Spatial annotation rows
------------
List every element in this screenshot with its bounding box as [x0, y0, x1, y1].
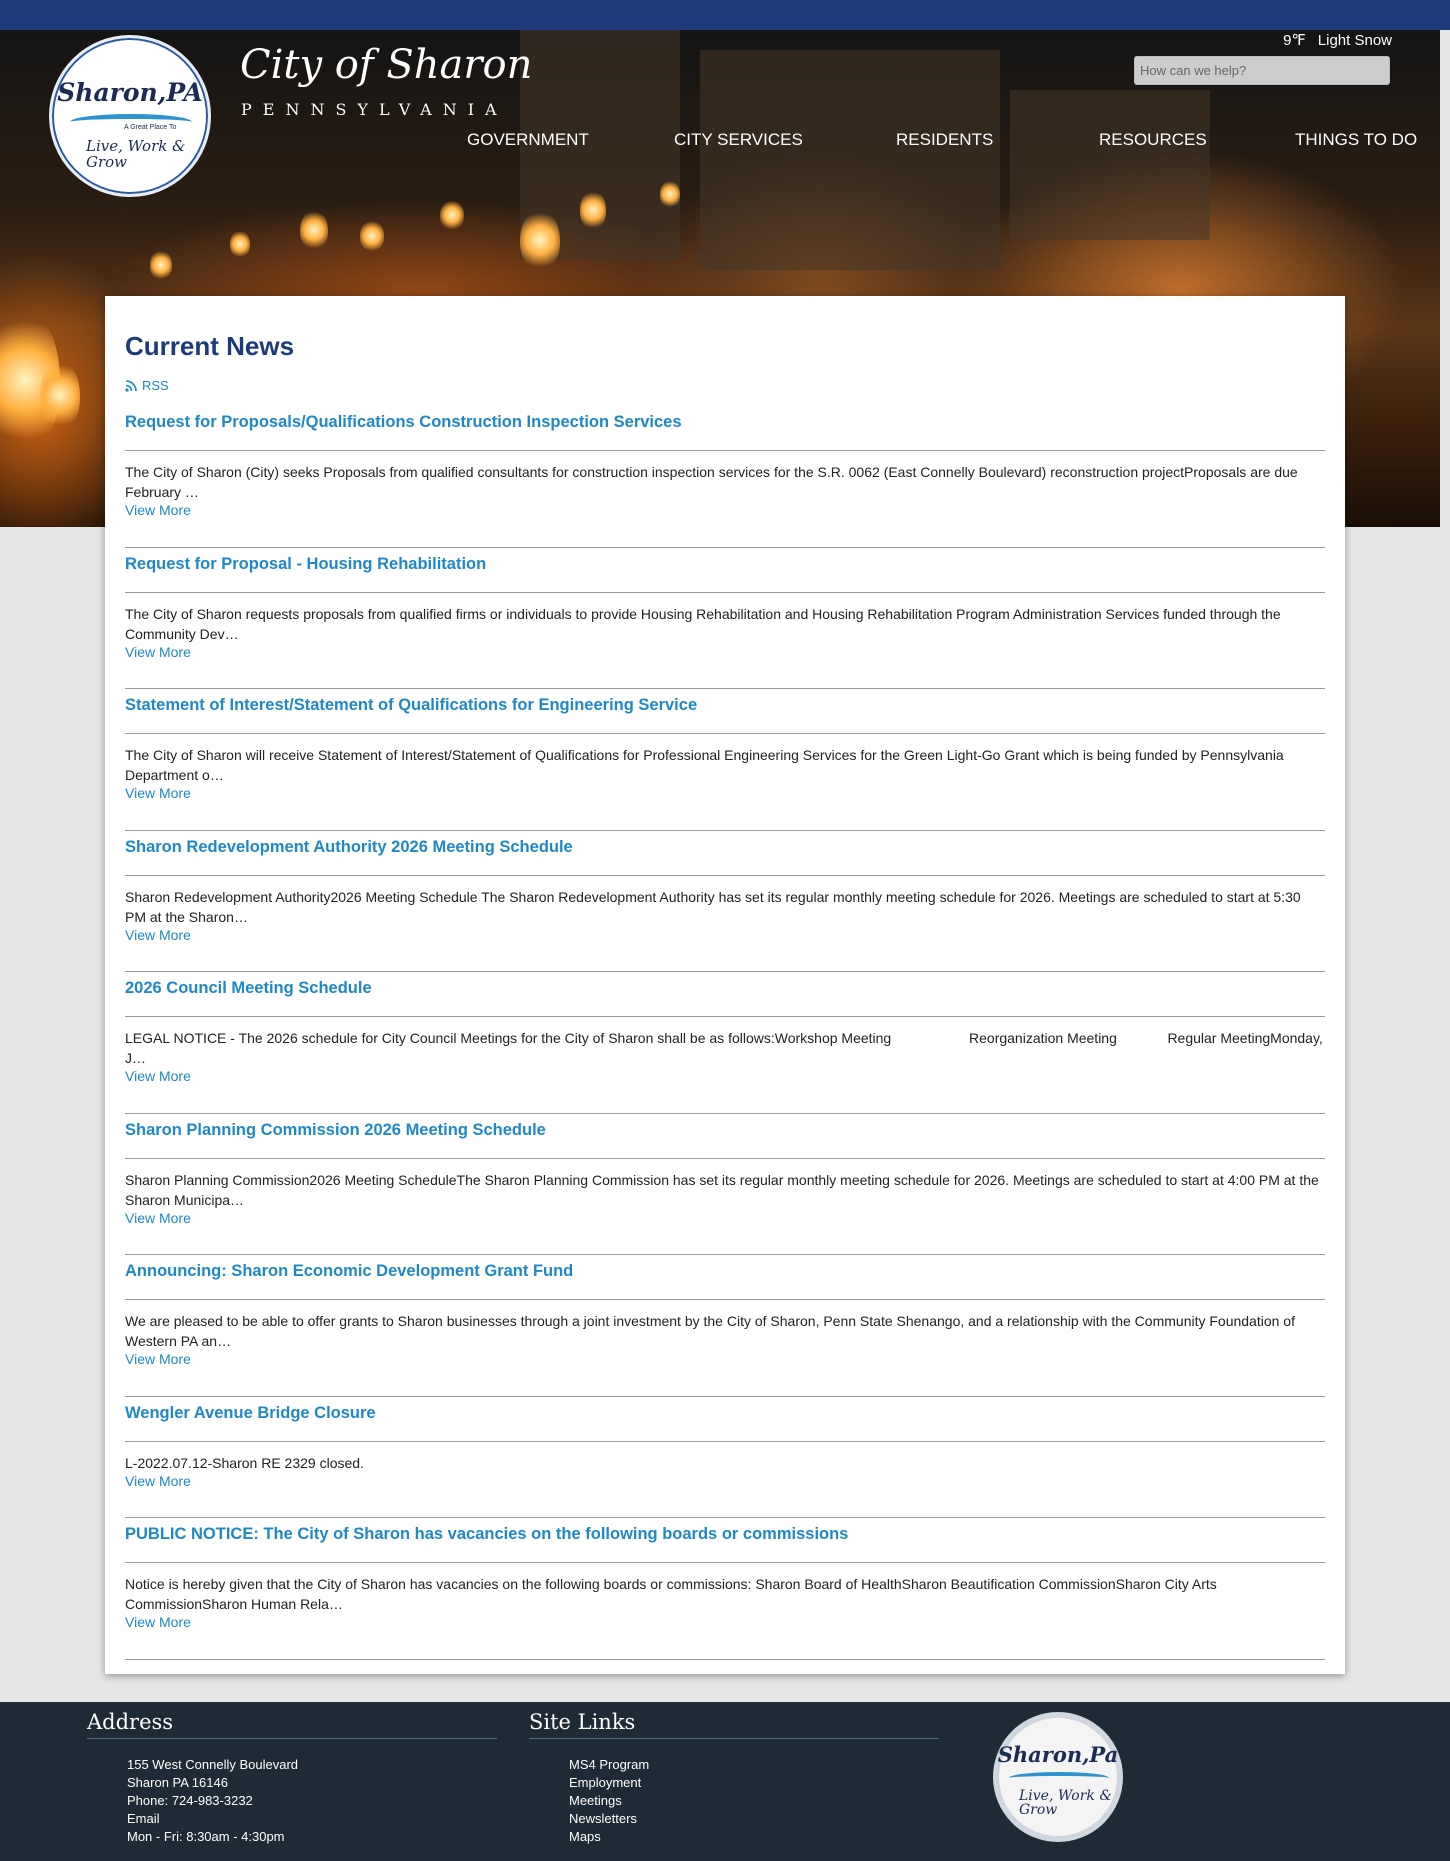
footer-logo[interactable]: Sharon,Pa Live, Work & Grow [993, 1712, 1123, 1842]
news-summary: The City of Sharon will receive Statemen… [125, 747, 1284, 783]
weather-condition: Light Snow [1317, 32, 1392, 49]
news-summary: The City of Sharon requests proposals fr… [125, 605, 1281, 642]
rss-label: RSS [142, 378, 169, 393]
news-title[interactable]: 2026 Council Meeting Schedule [125, 979, 372, 998]
news-summary: Sharon Planning Commission2026 Meeting S… [125, 1171, 1319, 1208]
news-summary: The City of Sharon (City) seeks Proposal… [125, 464, 1298, 500]
rss-link[interactable]: RSS [125, 378, 169, 393]
site-title[interactable]: City of Sharon [240, 42, 532, 88]
address-line: 155 West Connelly Boulevard [127, 1757, 299, 1772]
news-item: Sharon Planning Commission 2026 Meeting … [125, 1114, 1325, 1255]
news-item: Wengler Avenue Bridge Closure L-2022.07.… [125, 1397, 1325, 1518]
news-divider [125, 1562, 1325, 1563]
view-more-link[interactable]: View More [125, 927, 191, 943]
view-more-link[interactable]: View More [125, 502, 191, 518]
news-summary: L-2022.07.12-Sharon RE 2329 closed. [125, 1454, 364, 1471]
nav-government[interactable]: GOVERNMENT [467, 130, 589, 150]
news-title[interactable]: PUBLIC NOTICE: The City of Sharon has va… [125, 1525, 848, 1544]
news-divider [125, 1157, 1325, 1159]
news-item: Statement of Interest/Statement of Quali… [125, 689, 1325, 831]
view-more-link[interactable]: View More [125, 1351, 191, 1367]
view-more-link[interactable]: View More [125, 1210, 191, 1226]
page-title: Current News [125, 331, 295, 361]
footer-logo-motto: Live, Work & Grow [1019, 1788, 1112, 1818]
news-divider [125, 591, 1325, 593]
news-divider [125, 874, 1325, 876]
news-divider [125, 1016, 1325, 1017]
news-title[interactable]: Sharon Redevelopment Authority 2026 Meet… [125, 838, 573, 857]
news-item: Sharon Redevelopment Authority 2026 Meet… [125, 831, 1325, 972]
news-title[interactable]: Wengler Avenue Bridge Closure [125, 1404, 376, 1423]
footer-site-links: Site Links MS4 Program Employment Meetin… [529, 1710, 939, 1846]
view-more-link[interactable]: View More [125, 1473, 191, 1489]
search-input[interactable] [1134, 56, 1390, 85]
site-footer: Address 155 West Connelly Boulevard Shar… [0, 1702, 1450, 1861]
news-item: Request for Proposals/Qualifications Con… [125, 406, 1325, 548]
view-more-link[interactable]: View More [125, 785, 191, 801]
news-title[interactable]: Statement of Interest/Statement of Quali… [125, 696, 697, 715]
hours-line: Mon - Fri: 8:30am - 4:30pm [127, 1829, 285, 1844]
news-item: PUBLIC NOTICE: The City of Sharon has va… [125, 1518, 1325, 1660]
nav-residents[interactable]: RESIDENTS [896, 130, 993, 150]
logo-text: Sharon,PA [57, 78, 203, 107]
news-divider [125, 733, 1325, 734]
news-summary: Sharon Redevelopment Authority2026 Meeti… [125, 888, 1301, 925]
news-title[interactable]: Sharon Planning Commission 2026 Meeting … [125, 1121, 546, 1140]
news-divider [125, 1299, 1325, 1300]
view-more-link[interactable]: View More [125, 1068, 191, 1084]
main-nav: GOVERNMENT CITY SERVICES RESIDENTS RESOU… [0, 130, 1450, 154]
news-item: Announcing: Sharon Economic Development … [125, 1255, 1325, 1397]
news-item: 2026 Council Meeting Schedule LEGAL NOTI… [125, 972, 1325, 1114]
footer-link-newsletters[interactable]: Newsletters [569, 1810, 939, 1828]
view-more-link[interactable]: View More [125, 644, 191, 660]
news-divider [125, 450, 1325, 451]
rss-icon [125, 380, 137, 392]
footer-link-maps[interactable]: Maps [569, 1828, 939, 1846]
address-line: Sharon PA 16146 [127, 1775, 228, 1790]
footer-logo-text: Sharon,Pa [997, 1742, 1119, 1767]
city-logo[interactable]: Sharon,PA A Great Place To Live, Work & … [49, 35, 211, 197]
news-title[interactable]: Request for Proposal - Housing Rehabilit… [125, 555, 486, 574]
footer-logo-swoosh [1009, 1772, 1109, 1784]
news-title[interactable]: Request for Proposals/Qualifications Con… [125, 413, 682, 432]
nav-resources[interactable]: RESOURCES [1099, 130, 1207, 150]
top-bar [0, 0, 1450, 30]
news-summary: We are pleased to be able to offer grant… [125, 1313, 1295, 1349]
news-divider [125, 1440, 1325, 1442]
news-summary: LEGAL NOTICE - The 2026 schedule for Cit… [125, 1030, 1327, 1066]
site-subtitle: PENNSYLVANIA [241, 100, 508, 119]
view-more-link[interactable]: View More [125, 1614, 191, 1630]
footer-link-employment[interactable]: Employment [569, 1774, 939, 1792]
footer-link-meetings[interactable]: Meetings [569, 1792, 939, 1810]
news-item: Request for Proposal - Housing Rehabilit… [125, 548, 1325, 689]
weather-temperature: 9℉ [1283, 32, 1306, 49]
footer-link-ms4[interactable]: MS4 Program [569, 1756, 939, 1774]
news-list: Request for Proposals/Qualifications Con… [125, 406, 1325, 1660]
footer-links-heading: Site Links [529, 1710, 939, 1739]
nav-city-services[interactable]: CITY SERVICES [674, 130, 803, 150]
news-summary: Notice is hereby given that the City of … [125, 1576, 1217, 1612]
weather-widget[interactable]: 9℉ Light Snow [1283, 31, 1392, 49]
nav-things-to-do[interactable]: THINGS TO DO [1295, 130, 1417, 150]
news-card: Current News RSS Request for Proposals/Q… [105, 296, 1345, 1674]
phone-line[interactable]: Phone: 724-983-3232 [127, 1792, 497, 1810]
news-title[interactable]: Announcing: Sharon Economic Development … [125, 1262, 573, 1281]
footer-address-heading: Address [87, 1710, 497, 1739]
email-link[interactable]: Email [127, 1810, 497, 1828]
footer-address: Address 155 West Connelly Boulevard Shar… [87, 1710, 497, 1846]
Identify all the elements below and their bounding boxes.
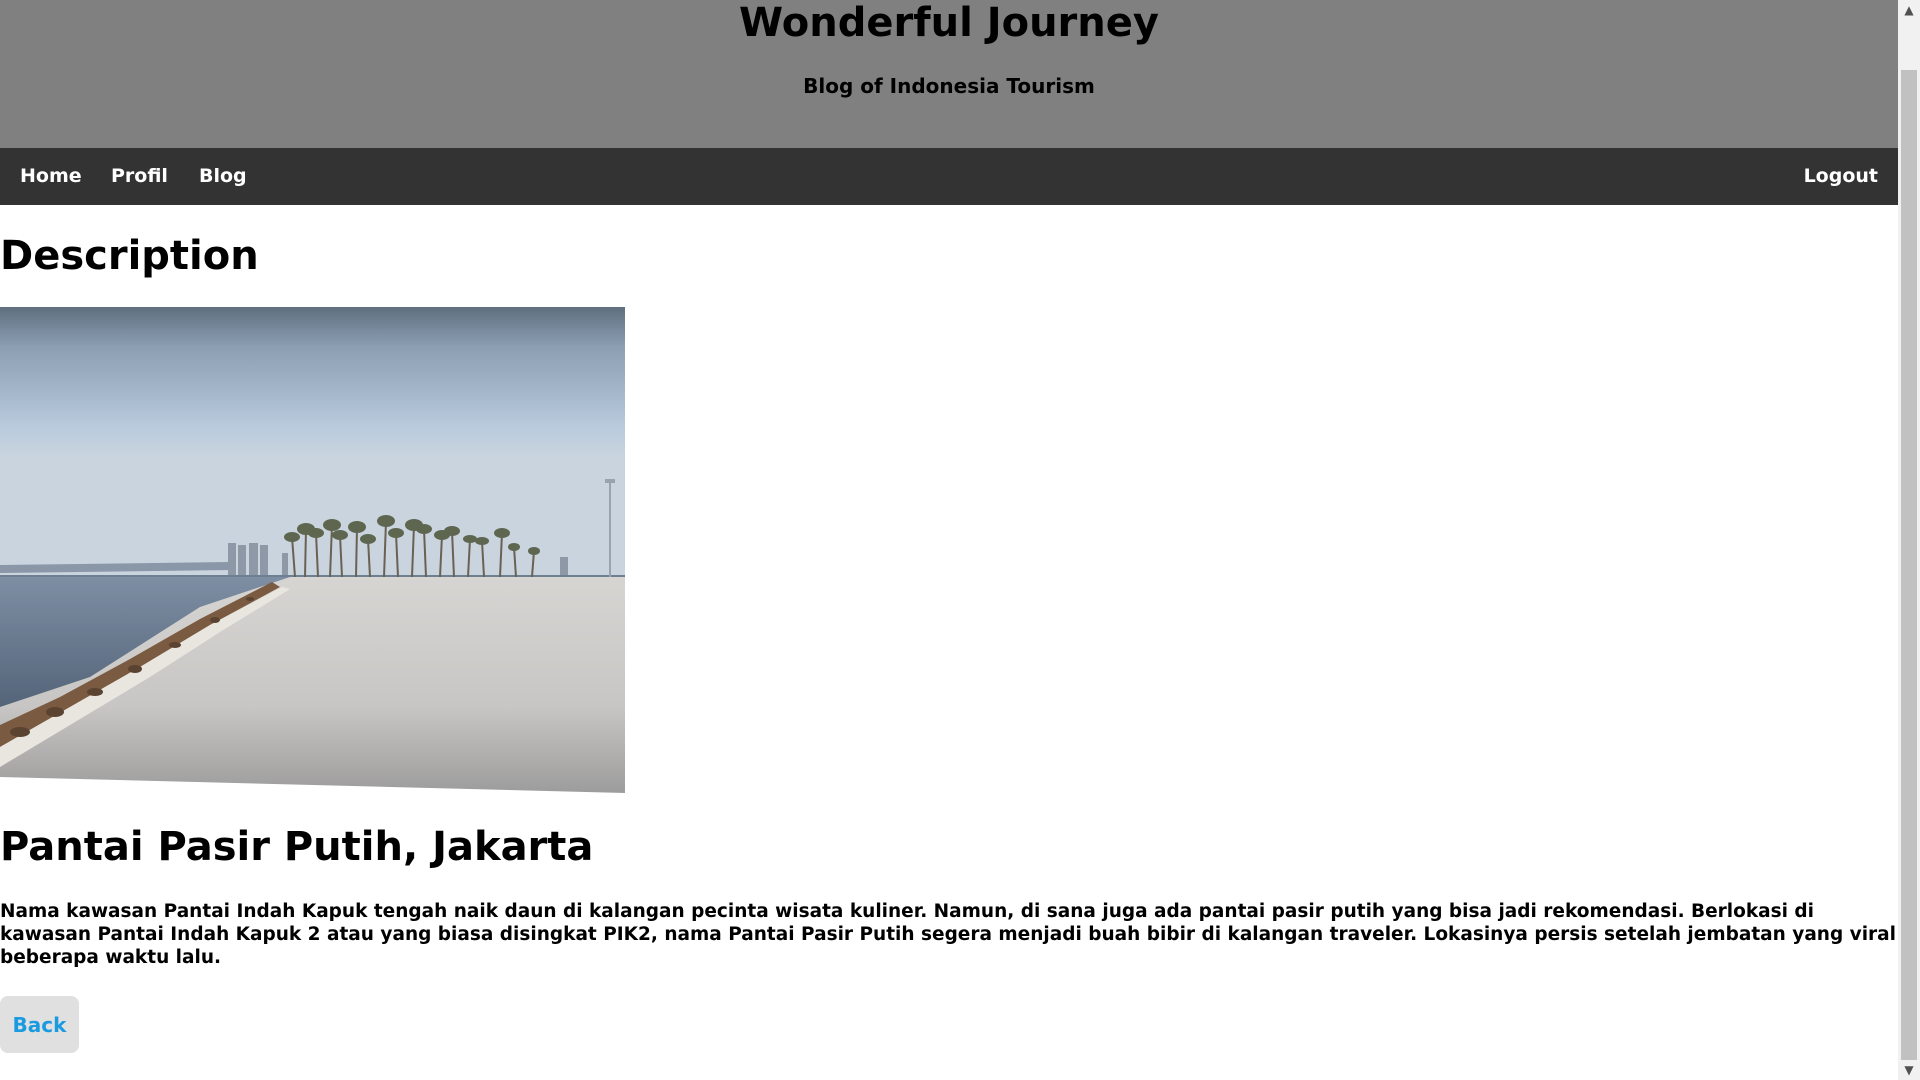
scrollbar-thumb[interactable] xyxy=(1901,70,1917,1060)
site-title: Wonderful Journey xyxy=(739,0,1159,46)
navbar: Home Profil Blog Logout xyxy=(0,148,1898,205)
site-header: Wonderful Journey Blog of Indonesia Tour… xyxy=(0,0,1898,148)
site-tagline: Blog of Indonesia Tourism xyxy=(803,74,1095,98)
nav-blog-link[interactable]: Blog xyxy=(199,148,247,205)
chevron-up-icon[interactable]: ▲ xyxy=(1898,0,1920,20)
place-title: Pantai Pasir Putih, Jakarta xyxy=(0,824,594,870)
back-button[interactable]: Back xyxy=(0,996,79,1053)
nav-home-link[interactable]: Home xyxy=(20,148,82,205)
section-title: Description xyxy=(0,233,259,279)
nav-profil-link[interactable]: Profil xyxy=(111,148,168,205)
nav-logout-link[interactable]: Logout xyxy=(1804,148,1878,205)
beach-photo-drawing xyxy=(0,307,625,793)
chevron-down-icon[interactable]: ▼ xyxy=(1898,1060,1920,1080)
page: Wonderful Journey Blog of Indonesia Tour… xyxy=(0,0,1898,1080)
beach-photo xyxy=(0,307,625,793)
place-description: Nama kawasan Pantai Indah Kapuk tengah n… xyxy=(0,901,1897,968)
page-scrollbar[interactable]: ▲ ▼ xyxy=(1898,0,1920,1080)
------------
# EXERCISE TASK
Copy every row above line for line, without changing a character, but leave out the pictures.

# RESULT OF THE TASK
List every element in this screenshot with its bounding box as [x0, y0, x1, y1].
footer-logo[interactable]: Sharon,Pa Live, Work & Grow [993, 1712, 1123, 1842]
news-summary: The City of Sharon will receive Statemen… [125, 747, 1284, 783]
weather-condition: Light Snow [1317, 32, 1392, 49]
news-summary: The City of Sharon requests proposals fr… [125, 605, 1281, 642]
rss-label: RSS [142, 378, 169, 393]
news-title[interactable]: 2026 Council Meeting Schedule [125, 979, 372, 998]
news-summary: Sharon Planning Commission2026 Meeting S… [125, 1171, 1319, 1208]
news-summary: The City of Sharon (City) seeks Proposal… [125, 464, 1298, 500]
rss-link[interactable]: RSS [125, 378, 169, 393]
site-title[interactable]: City of Sharon [240, 42, 532, 88]
address-line: 155 West Connelly Boulevard [127, 1757, 299, 1772]
news-item: Sharon Planning Commission 2026 Meeting … [125, 1114, 1325, 1255]
news-item: Wengler Avenue Bridge Closure L-2022.07.… [125, 1397, 1325, 1518]
news-divider [125, 1562, 1325, 1563]
view-more-link[interactable]: View More [125, 927, 191, 943]
view-more-link[interactable]: View More [125, 502, 191, 518]
news-summary: L-2022.07.12-Sharon RE 2329 closed. [125, 1454, 364, 1471]
nav-government[interactable]: GOVERNMENT [467, 130, 589, 150]
news-title[interactable]: PUBLIC NOTICE: The City of Sharon has va… [125, 1525, 848, 1544]
news-divider [125, 1157, 1325, 1159]
news-item: Statement of Interest/Statement of Quali… [125, 689, 1325, 831]
view-more-link[interactable]: View More [125, 1351, 191, 1367]
view-more-link[interactable]: View More [125, 1210, 191, 1226]
page-title: Current News [125, 331, 295, 361]
footer-logo-motto: Live, Work & Grow [1019, 1788, 1112, 1818]
news-divider [125, 591, 1325, 593]
news-divider [125, 874, 1325, 876]
news-divider [125, 1016, 1325, 1017]
news-title[interactable]: Sharon Redevelopment Authority 2026 Meet… [125, 838, 573, 857]
news-item: Sharon Redevelopment Authority 2026 Meet… [125, 831, 1325, 972]
news-title[interactable]: Wengler Avenue Bridge Closure [125, 1404, 376, 1423]
footer-site-links: Site Links MS4 Program Employment Meetin… [529, 1710, 939, 1846]
view-more-link[interactable]: View More [125, 1473, 191, 1489]
search-input[interactable] [1134, 56, 1390, 85]
site-footer: Address 155 West Connelly Boulevard Shar… [0, 1702, 1450, 1861]
news-item: Request for Proposals/Qualifications Con… [125, 406, 1325, 548]
view-more-link[interactable]: View More [125, 785, 191, 801]
news-title[interactable]: Statement of Interest/Statement of Quali… [125, 696, 697, 715]
hours-line: Mon - Fri: 8:30am - 4:30pm [127, 1829, 285, 1844]
news-item: PUBLIC NOTICE: The City of Sharon has va… [125, 1518, 1325, 1660]
nav-residents[interactable]: RESIDENTS [896, 130, 993, 150]
logo-text: Sharon,PA [57, 78, 203, 107]
news-divider [125, 733, 1325, 734]
news-summary: Sharon Redevelopment Authority2026 Meeti… [125, 888, 1301, 925]
news-title[interactable]: Sharon Planning Commission 2026 Meeting … [125, 1121, 546, 1140]
news-divider [125, 1299, 1325, 1300]
view-more-link[interactable]: View More [125, 1068, 191, 1084]
main-nav: GOVERNMENT CITY SERVICES RESIDENTS RESOU… [0, 130, 1450, 154]
news-item: Announcing: Sharon Economic Development … [125, 1255, 1325, 1397]
news-item: 2026 Council Meeting Schedule LEGAL NOTI… [125, 972, 1325, 1114]
footer-link-newsletters[interactable]: Newsletters [569, 1810, 939, 1828]
view-more-link[interactable]: View More [125, 644, 191, 660]
news-divider [125, 450, 1325, 451]
rss-icon [125, 380, 137, 392]
footer-link-maps[interactable]: Maps [569, 1828, 939, 1846]
address-line: Sharon PA 16146 [127, 1775, 228, 1790]
footer-logo-text: Sharon,Pa [997, 1742, 1119, 1767]
city-logo[interactable]: Sharon,PA A Great Place To Live, Work & … [49, 35, 211, 197]
news-title[interactable]: Request for Proposal - Housing Rehabilit… [125, 555, 486, 574]
footer-logo-swoosh [1009, 1772, 1109, 1784]
news-title[interactable]: Request for Proposals/Qualifications Con… [125, 413, 682, 432]
nav-resources[interactable]: RESOURCES [1099, 130, 1207, 150]
top-bar [0, 0, 1450, 30]
news-summary: We are pleased to be able to offer grant… [125, 1313, 1295, 1349]
news-divider [125, 1440, 1325, 1442]
news-summary: LEGAL NOTICE - The 2026 schedule for Cit… [125, 1030, 1327, 1066]
site-subtitle: PENNSYLVANIA [241, 100, 508, 119]
view-more-link[interactable]: View More [125, 1614, 191, 1630]
footer-link-employment[interactable]: Employment [569, 1774, 939, 1792]
footer-link-meetings[interactable]: Meetings [569, 1792, 939, 1810]
news-item: Request for Proposal - Housing Rehabilit… [125, 548, 1325, 689]
weather-temperature: 9℉ [1283, 32, 1306, 49]
footer-link-ms4[interactable]: MS4 Program [569, 1756, 939, 1774]
news-list: Request for Proposals/Qualifications Con… [125, 406, 1325, 1660]
footer-links-heading: Site Links [529, 1710, 939, 1739]
nav-city-services[interactable]: CITY SERVICES [674, 130, 803, 150]
news-summary: Notice is hereby given that the City of … [125, 1576, 1217, 1612]
weather-widget[interactable]: 9℉ Light Snow [1283, 31, 1392, 49]
nav-things-to-do[interactable]: THINGS TO DO [1295, 130, 1417, 150]
news-card: Current News RSS Request for Proposals/Q… [105, 296, 1345, 1674]
phone-line[interactable]: Phone: 724-983-3232 [127, 1792, 497, 1810]
news-title[interactable]: Announcing: Sharon Economic Development … [125, 1262, 573, 1281]
footer-address-heading: Address [87, 1710, 497, 1739]
email-link[interactable]: Email [127, 1810, 497, 1828]
footer-address: Address 155 West Connelly Boulevard Shar… [87, 1710, 497, 1846]
Identify all the elements below and their bounding boxes.
scrollbar-thumb[interactable] xyxy=(1901,70,1917,1060)
site-title: Wonderful Journey xyxy=(739,0,1159,46)
navbar: Home Profil Blog Logout xyxy=(0,148,1898,205)
site-header: Wonderful Journey Blog of Indonesia Tour… xyxy=(0,0,1898,148)
site-tagline: Blog of Indonesia Tourism xyxy=(803,74,1095,98)
nav-blog-link[interactable]: Blog xyxy=(199,148,247,205)
chevron-up-icon[interactable]: ▲ xyxy=(1898,0,1920,20)
place-title: Pantai Pasir Putih, Jakarta xyxy=(0,824,594,870)
back-button[interactable]: Back xyxy=(0,996,79,1053)
nav-home-link[interactable]: Home xyxy=(20,148,82,205)
section-title: Description xyxy=(0,233,259,279)
nav-profil-link[interactable]: Profil xyxy=(111,148,168,205)
nav-logout-link[interactable]: Logout xyxy=(1804,148,1878,205)
beach-photo-drawing xyxy=(0,307,625,793)
chevron-down-icon[interactable]: ▼ xyxy=(1898,1060,1920,1080)
page: Wonderful Journey Blog of Indonesia Tour… xyxy=(0,0,1898,1080)
beach-photo xyxy=(0,307,625,793)
place-description: Nama kawasan Pantai Indah Kapuk tengah n… xyxy=(0,901,1897,968)
page-scrollbar[interactable]: ▲ ▼ xyxy=(1898,0,1920,1080)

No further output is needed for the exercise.